DATA ENTRIES ▸

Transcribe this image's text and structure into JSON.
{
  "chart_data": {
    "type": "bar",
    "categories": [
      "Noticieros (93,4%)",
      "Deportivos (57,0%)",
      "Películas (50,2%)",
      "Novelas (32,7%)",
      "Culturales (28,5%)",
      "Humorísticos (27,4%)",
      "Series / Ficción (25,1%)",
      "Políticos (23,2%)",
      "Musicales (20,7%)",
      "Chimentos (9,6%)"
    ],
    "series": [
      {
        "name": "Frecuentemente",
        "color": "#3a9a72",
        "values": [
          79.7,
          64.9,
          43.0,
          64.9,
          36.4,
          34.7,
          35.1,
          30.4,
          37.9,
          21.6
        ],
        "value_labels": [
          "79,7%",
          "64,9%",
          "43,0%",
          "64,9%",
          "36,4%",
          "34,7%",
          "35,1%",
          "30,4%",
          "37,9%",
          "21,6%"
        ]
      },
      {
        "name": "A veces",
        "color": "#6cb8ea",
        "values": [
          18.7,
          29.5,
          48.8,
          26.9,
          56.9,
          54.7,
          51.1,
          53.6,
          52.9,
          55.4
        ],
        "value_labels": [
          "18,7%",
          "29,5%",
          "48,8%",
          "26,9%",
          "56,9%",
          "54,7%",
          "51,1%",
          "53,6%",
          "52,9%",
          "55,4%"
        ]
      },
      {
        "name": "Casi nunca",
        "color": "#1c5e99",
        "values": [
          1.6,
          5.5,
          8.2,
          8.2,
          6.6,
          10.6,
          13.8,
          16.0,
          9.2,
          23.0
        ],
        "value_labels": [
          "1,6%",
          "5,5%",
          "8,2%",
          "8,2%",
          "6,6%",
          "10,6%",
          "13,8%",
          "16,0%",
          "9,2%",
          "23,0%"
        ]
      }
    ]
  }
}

TASK PROMPT ▸ Return all the data above once more, precisely as given.

REPLY ▸
Transcribe this image's text and structure into JSON.
{
  "chart_data": {
    "type": "bar",
    "categories": [
      "Noticieros (93,4%)",
      "Deportivos (57,0%)",
      "Películas (50,2%)",
      "Novelas (32,7%)",
      "Culturales (28,5%)",
      "Humorísticos (27,4%)",
      "Series / Ficción (25,1%)",
      "Políticos (23,2%)",
      "Musicales (20,7%)",
      "Chimentos (9,6%)"
    ],
    "series": [
      {
        "name": "Frecuentemente",
        "color": "#3a9a72",
        "values": [
          79.7,
          64.9,
          43.0,
          64.9,
          36.4,
          34.7,
          35.1,
          30.4,
          37.9,
          21.6
        ],
        "value_labels": [
          "79,7%",
          "64,9%",
          "43,0%",
          "64,9%",
          "36,4%",
          "34,7%",
          "35,1%",
          "30,4%",
          "37,9%",
          "21,6%"
        ]
      },
      {
        "name": "A veces",
        "color": "#6cb8ea",
        "values": [
          18.7,
          29.5,
          48.8,
          26.9,
          56.9,
          54.7,
          51.1,
          53.6,
          52.9,
          55.4
        ],
        "value_labels": [
          "18,7%",
          "29,5%",
          "48,8%",
          "26,9%",
          "56,9%",
          "54,7%",
          "51,1%",
          "53,6%",
          "52,9%",
          "55,4%"
        ]
      },
      {
        "name": "Casi nunca",
        "color": "#1c5e99",
        "values": [
          1.6,
          5.5,
          8.2,
          8.2,
          6.6,
          10.6,
          13.8,
          16.0,
          9.2,
          23.0
        ],
        "value_labels": [
          "1,6%",
          "5,5%",
          "8,2%",
          "8,2%",
          "6,6%",
          "10,6%",
          "13,8%",
          "16,0%",
          "9,2%",
          "23,0%"
        ]
      }
    ]
  }
}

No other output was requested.